Directions:
Can you copy out the data exactly? Leave the images out.

-- Entries supplied start --

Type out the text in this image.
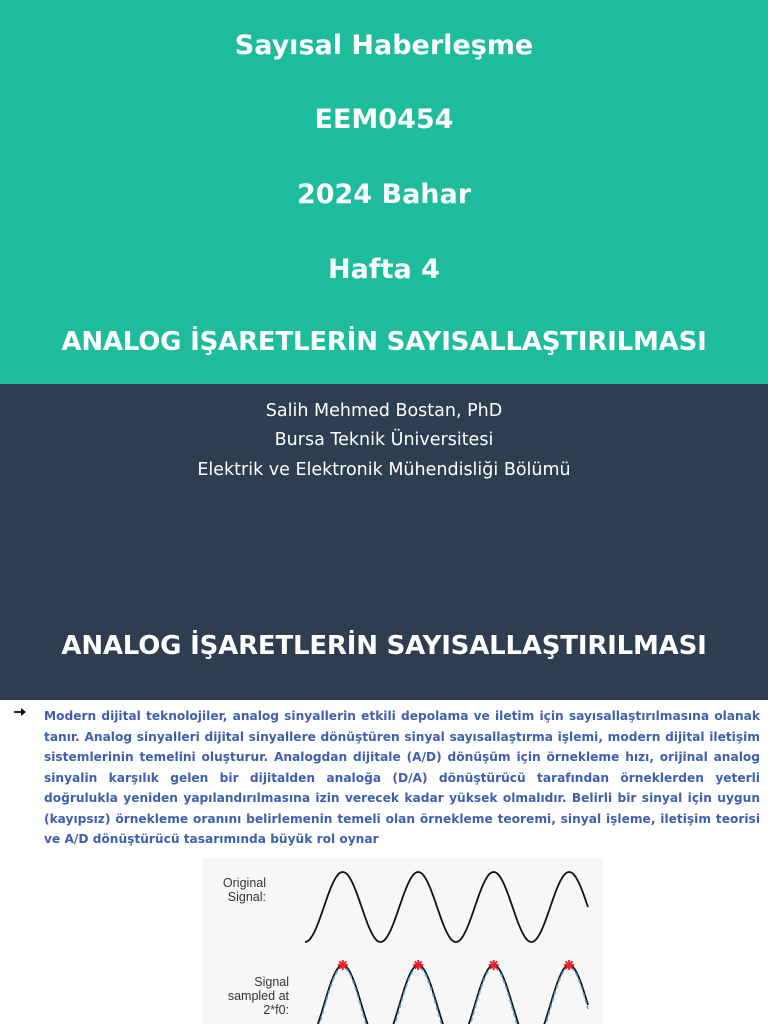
Sayısal Haberleşme
EEM0454
2024 Bahar
Hafta 4
ANALOG İŞARETLERİN SAYISALLAŞTIRILMASI
Salih Mehmed Bostan, PhD
Bursa Teknik Üniversitesi
Elektrik ve Elektronik Mühendisliği Bölümü
ANALOG İŞARETLERİN SAYISALLAŞTIRILMASI

Modern dijital teknolojiler, analog sinyallerin etkili depolama ve iletim için sayısallaştırılmasına olanak tanır. Analog sinyalleri dijital sinyallere dönüştüren sinyal sayısallaştırma işlemi, modern dijital iletişim sistemlerinin temelini oluşturur. Analogdan dijitale (A/D) dönüşüm için örnekleme hızı, orijinal analog sinyalin karşılık gelen bir dijitalden analoğa (D/A) dönüştürücü tarafından örneklerden yeterli doğrulukla yeniden yapılandırılmasına izin verecek kadar yüksek olmalıdır. Belirli bir sinyal için uygun (kayıpsız) örnekleme oranını belirlemenin temeli olan örnekleme teoremi, sinyal işleme, iletişim teorisi ve A/D dönüştürücü tasarımında büyük rol oynar

Original
Signal:
Signal
sampled at 2*f0:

-- Entries supplied end --

Task solution:
Type out the text in this image.
Sayısal Haberleşme
EEM0454
2024 Bahar
Hafta 4
ANALOG İŞARETLERİN SAYISALLAŞTIRILMASI
Salih Mehmed Bostan, PhD
Bursa Teknik Üniversitesi
Elektrik ve Elektronik Mühendisliği Bölümü
ANALOG İŞARETLERİN SAYISALLAŞTIRILMASI

Modern dijital teknolojiler, analog sinyallerin etkili depolama ve iletim için sayısallaştırılmasına olanak tanır. Analog sinyalleri dijital sinyallere dönüştüren sinyal sayısallaştırma işlemi, modern dijital iletişim sistemlerinin temelini oluşturur. Analogdan dijitale (A/D) dönüşüm için örnekleme hızı, orijinal analog sinyalin karşılık gelen bir dijitalden analoğa (D/A) dönüştürücü tarafından örneklerden yeterli doğrulukla yeniden yapılandırılmasına izin verecek kadar yüksek olmalıdır. Belirli bir sinyal için uygun (kayıpsız) örnekleme oranını belirlemenin temeli olan örnekleme teoremi, sinyal işleme, iletişim teorisi ve A/D dönüştürücü tasarımında büyük rol oynar

Original
Signal:
Signal
sampled at 2*f0:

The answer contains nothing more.